### TASK GOAL
Copy out the listing that follows, exact in every word, and skip the images.

### TASK INPUT

# # #

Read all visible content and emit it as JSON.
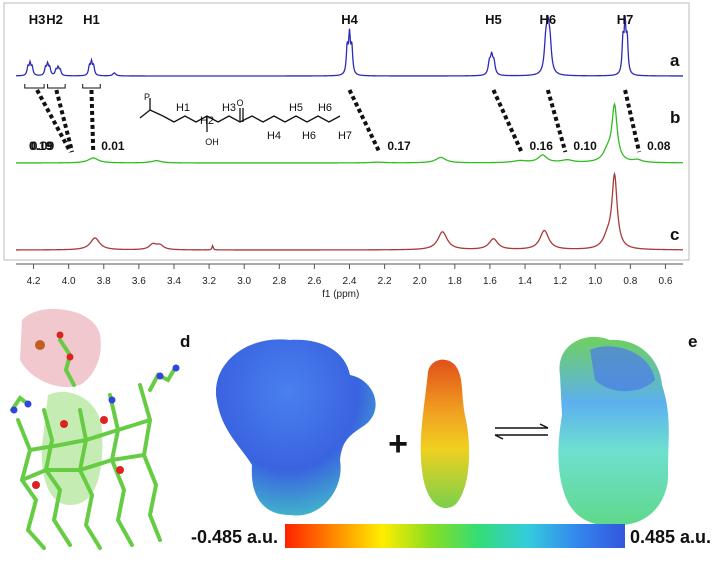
{
  "chart_data": [
    {
      "type": "line",
      "xlabel": "f1 (ppm)",
      "xlim": [
        4.3,
        0.5
      ],
      "x_reversed": true,
      "ticks": [
        4.2,
        4.0,
        3.8,
        3.6,
        3.4,
        3.2,
        3.0,
        2.8,
        2.6,
        2.4,
        2.2,
        2.0,
        1.8,
        1.6,
        1.4,
        1.2,
        1.0,
        0.8,
        0.6
      ],
      "tick_labels": [
        "4.2",
        "4.0",
        "3.8",
        "3.6",
        "3.4",
        "3.2",
        "3.0",
        "2.8",
        "2.6",
        "2.4",
        "2.2",
        "2.0",
        "1.8",
        "1.6",
        "1.4",
        "1.2",
        "1.0",
        "0.8",
        "0.6"
      ],
      "series": [
        {
          "name": "a",
          "color": "#2b2bb8",
          "peaks": [
            {
              "ppm": 4.22,
              "height": 0.3,
              "width": 0.006,
              "multiplet": 3,
              "spacing": 0.012
            },
            {
              "ppm": 4.12,
              "height": 0.28,
              "width": 0.006,
              "multiplet": 3,
              "spacing": 0.012
            },
            {
              "ppm": 4.06,
              "height": 0.2,
              "width": 0.006,
              "multiplet": 3,
              "spacing": 0.012
            },
            {
              "ppm": 3.87,
              "height": 0.33,
              "width": 0.006,
              "multiplet": 3,
              "spacing": 0.012
            },
            {
              "ppm": 3.74,
              "height": 0.08,
              "width": 0.01,
              "multiplet": 1,
              "spacing": 0
            },
            {
              "ppm": 2.4,
              "height": 1.0,
              "width": 0.006,
              "multiplet": 3,
              "spacing": 0.013
            },
            {
              "ppm": 1.59,
              "height": 0.45,
              "width": 0.008,
              "multiplet": 3,
              "spacing": 0.013
            },
            {
              "ppm": 1.27,
              "height": 1.0,
              "width": 0.01,
              "multiplet": 3,
              "spacing": 0.012
            },
            {
              "ppm": 0.83,
              "height": 1.25,
              "width": 0.006,
              "multiplet": 3,
              "spacing": 0.012
            }
          ]
        },
        {
          "name": "b",
          "color": "#33bb22",
          "peaks": [
            {
              "ppm": 3.86,
              "height": 0.2,
              "width": 0.035
            },
            {
              "ppm": 3.5,
              "height": 0.09,
              "width": 0.035
            },
            {
              "ppm": 2.24,
              "height": 0.03,
              "width": 0.05
            },
            {
              "ppm": 1.88,
              "height": 0.22,
              "width": 0.035
            },
            {
              "ppm": 1.43,
              "height": 0.08,
              "width": 0.05
            },
            {
              "ppm": 1.3,
              "height": 0.3,
              "width": 0.03
            },
            {
              "ppm": 1.16,
              "height": 0.1,
              "width": 0.04
            },
            {
              "ppm": 0.89,
              "height": 2.2,
              "width": 0.018
            },
            {
              "ppm": 0.93,
              "height": 0.4,
              "width": 0.03
            },
            {
              "ppm": 0.76,
              "height": 0.1,
              "width": 0.03
            }
          ]
        },
        {
          "name": "c",
          "color": "#a83a3a",
          "peaks": [
            {
              "ppm": 3.85,
              "height": 0.5,
              "width": 0.032
            },
            {
              "ppm": 3.52,
              "height": 0.22,
              "width": 0.025
            },
            {
              "ppm": 3.48,
              "height": 0.18,
              "width": 0.025
            },
            {
              "ppm": 3.18,
              "height": 0.18,
              "width": 0.004
            },
            {
              "ppm": 1.87,
              "height": 0.75,
              "width": 0.032
            },
            {
              "ppm": 1.58,
              "height": 0.45,
              "width": 0.03
            },
            {
              "ppm": 1.29,
              "height": 0.8,
              "width": 0.03
            },
            {
              "ppm": 0.89,
              "height": 3.0,
              "width": 0.018
            },
            {
              "ppm": 0.93,
              "height": 0.45,
              "width": 0.03
            }
          ]
        }
      ],
      "proton_labels": [
        {
          "text": "H3",
          "ppm": 4.18
        },
        {
          "text": "H2",
          "ppm": 4.08
        },
        {
          "text": "H1",
          "ppm": 3.87
        },
        {
          "text": "H4",
          "ppm": 2.4
        },
        {
          "text": "H5",
          "ppm": 1.58
        },
        {
          "text": "H6",
          "ppm": 1.27
        },
        {
          "text": "H7",
          "ppm": 0.83
        }
      ],
      "shift_labels": [
        {
          "text": "0.19",
          "from_ppm": 4.18,
          "to_ppm": 3.99
        },
        {
          "text": "0.09",
          "from_ppm": 4.07,
          "to_ppm": 3.98
        },
        {
          "text": "0.01",
          "from_ppm": 3.87,
          "to_ppm": 3.86
        },
        {
          "text": "0.17",
          "from_ppm": 2.4,
          "to_ppm": 2.23
        },
        {
          "text": "0.16",
          "from_ppm": 1.58,
          "to_ppm": 1.42
        },
        {
          "text": "0.10",
          "from_ppm": 1.27,
          "to_ppm": 1.17
        },
        {
          "text": "0.08",
          "from_ppm": 0.83,
          "to_ppm": 0.75
        }
      ],
      "structure_labels": [
        "H1",
        "H2",
        "H3",
        "H4",
        "H5",
        "H6",
        "H6",
        "H7",
        "OH",
        "P",
        "O"
      ],
      "colors": {
        "dash": "#111111",
        "axis": "#555555",
        "frame": "#bbbbbb"
      }
    },
    {
      "type": "other",
      "panel_labels": [
        "d",
        "e"
      ],
      "colorbar": {
        "min_label": "-0.485 a.u.",
        "max_label": "0.485 a.u.",
        "min": -0.485,
        "max": 0.485,
        "stops": [
          "#ff2200",
          "#ff8800",
          "#ffee00",
          "#88dd22",
          "#33dd77",
          "#33ccdd",
          "#3388ee",
          "#3355dd"
        ]
      },
      "operators": {
        "plus": "+"
      },
      "surface_colors": {
        "host_top": "#3a63e0",
        "host_bottom": "#40cfc5",
        "guest_top": "#e0501a",
        "guest_mid": "#f0d020",
        "guest_bottom": "#7ad04a",
        "complex_top": "#6fd060",
        "complex_bottom": "#5fd88a",
        "stick": "#66cc44",
        "oxygen": "#dd2222",
        "nitrogen": "#3344dd"
      }
    }
  ]
}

# # #

### RESULT BELOW
Read all visible content and emit it as JSON.
{
  "chart_data": [
    {
      "type": "line",
      "xlabel": "f1 (ppm)",
      "xlim": [
        4.3,
        0.5
      ],
      "x_reversed": true,
      "ticks": [
        4.2,
        4.0,
        3.8,
        3.6,
        3.4,
        3.2,
        3.0,
        2.8,
        2.6,
        2.4,
        2.2,
        2.0,
        1.8,
        1.6,
        1.4,
        1.2,
        1.0,
        0.8,
        0.6
      ],
      "tick_labels": [
        "4.2",
        "4.0",
        "3.8",
        "3.6",
        "3.4",
        "3.2",
        "3.0",
        "2.8",
        "2.6",
        "2.4",
        "2.2",
        "2.0",
        "1.8",
        "1.6",
        "1.4",
        "1.2",
        "1.0",
        "0.8",
        "0.6"
      ],
      "series": [
        {
          "name": "a",
          "color": "#2b2bb8",
          "peaks": [
            {
              "ppm": 4.22,
              "height": 0.3,
              "width": 0.006,
              "multiplet": 3,
              "spacing": 0.012
            },
            {
              "ppm": 4.12,
              "height": 0.28,
              "width": 0.006,
              "multiplet": 3,
              "spacing": 0.012
            },
            {
              "ppm": 4.06,
              "height": 0.2,
              "width": 0.006,
              "multiplet": 3,
              "spacing": 0.012
            },
            {
              "ppm": 3.87,
              "height": 0.33,
              "width": 0.006,
              "multiplet": 3,
              "spacing": 0.012
            },
            {
              "ppm": 3.74,
              "height": 0.08,
              "width": 0.01,
              "multiplet": 1,
              "spacing": 0
            },
            {
              "ppm": 2.4,
              "height": 1.0,
              "width": 0.006,
              "multiplet": 3,
              "spacing": 0.013
            },
            {
              "ppm": 1.59,
              "height": 0.45,
              "width": 0.008,
              "multiplet": 3,
              "spacing": 0.013
            },
            {
              "ppm": 1.27,
              "height": 1.0,
              "width": 0.01,
              "multiplet": 3,
              "spacing": 0.012
            },
            {
              "ppm": 0.83,
              "height": 1.25,
              "width": 0.006,
              "multiplet": 3,
              "spacing": 0.012
            }
          ]
        },
        {
          "name": "b",
          "color": "#33bb22",
          "peaks": [
            {
              "ppm": 3.86,
              "height": 0.2,
              "width": 0.035
            },
            {
              "ppm": 3.5,
              "height": 0.09,
              "width": 0.035
            },
            {
              "ppm": 2.24,
              "height": 0.03,
              "width": 0.05
            },
            {
              "ppm": 1.88,
              "height": 0.22,
              "width": 0.035
            },
            {
              "ppm": 1.43,
              "height": 0.08,
              "width": 0.05
            },
            {
              "ppm": 1.3,
              "height": 0.3,
              "width": 0.03
            },
            {
              "ppm": 1.16,
              "height": 0.1,
              "width": 0.04
            },
            {
              "ppm": 0.89,
              "height": 2.2,
              "width": 0.018
            },
            {
              "ppm": 0.93,
              "height": 0.4,
              "width": 0.03
            },
            {
              "ppm": 0.76,
              "height": 0.1,
              "width": 0.03
            }
          ]
        },
        {
          "name": "c",
          "color": "#a83a3a",
          "peaks": [
            {
              "ppm": 3.85,
              "height": 0.5,
              "width": 0.032
            },
            {
              "ppm": 3.52,
              "height": 0.22,
              "width": 0.025
            },
            {
              "ppm": 3.48,
              "height": 0.18,
              "width": 0.025
            },
            {
              "ppm": 3.18,
              "height": 0.18,
              "width": 0.004
            },
            {
              "ppm": 1.87,
              "height": 0.75,
              "width": 0.032
            },
            {
              "ppm": 1.58,
              "height": 0.45,
              "width": 0.03
            },
            {
              "ppm": 1.29,
              "height": 0.8,
              "width": 0.03
            },
            {
              "ppm": 0.89,
              "height": 3.0,
              "width": 0.018
            },
            {
              "ppm": 0.93,
              "height": 0.45,
              "width": 0.03
            }
          ]
        }
      ],
      "proton_labels": [
        {
          "text": "H3",
          "ppm": 4.18
        },
        {
          "text": "H2",
          "ppm": 4.08
        },
        {
          "text": "H1",
          "ppm": 3.87
        },
        {
          "text": "H4",
          "ppm": 2.4
        },
        {
          "text": "H5",
          "ppm": 1.58
        },
        {
          "text": "H6",
          "ppm": 1.27
        },
        {
          "text": "H7",
          "ppm": 0.83
        }
      ],
      "shift_labels": [
        {
          "text": "0.19",
          "from_ppm": 4.18,
          "to_ppm": 3.99
        },
        {
          "text": "0.09",
          "from_ppm": 4.07,
          "to_ppm": 3.98
        },
        {
          "text": "0.01",
          "from_ppm": 3.87,
          "to_ppm": 3.86
        },
        {
          "text": "0.17",
          "from_ppm": 2.4,
          "to_ppm": 2.23
        },
        {
          "text": "0.16",
          "from_ppm": 1.58,
          "to_ppm": 1.42
        },
        {
          "text": "0.10",
          "from_ppm": 1.27,
          "to_ppm": 1.17
        },
        {
          "text": "0.08",
          "from_ppm": 0.83,
          "to_ppm": 0.75
        }
      ],
      "structure_labels": [
        "H1",
        "H2",
        "H3",
        "H4",
        "H5",
        "H6",
        "H6",
        "H7",
        "OH",
        "P",
        "O"
      ],
      "colors": {
        "dash": "#111111",
        "axis": "#555555",
        "frame": "#bbbbbb"
      }
    },
    {
      "type": "other",
      "panel_labels": [
        "d",
        "e"
      ],
      "colorbar": {
        "min_label": "-0.485 a.u.",
        "max_label": "0.485 a.u.",
        "min": -0.485,
        "max": 0.485,
        "stops": [
          "#ff2200",
          "#ff8800",
          "#ffee00",
          "#88dd22",
          "#33dd77",
          "#33ccdd",
          "#3388ee",
          "#3355dd"
        ]
      },
      "operators": {
        "plus": "+"
      },
      "surface_colors": {
        "host_top": "#3a63e0",
        "host_bottom": "#40cfc5",
        "guest_top": "#e0501a",
        "guest_mid": "#f0d020",
        "guest_bottom": "#7ad04a",
        "complex_top": "#6fd060",
        "complex_bottom": "#5fd88a",
        "stick": "#66cc44",
        "oxygen": "#dd2222",
        "nitrogen": "#3344dd"
      }
    }
  ]
}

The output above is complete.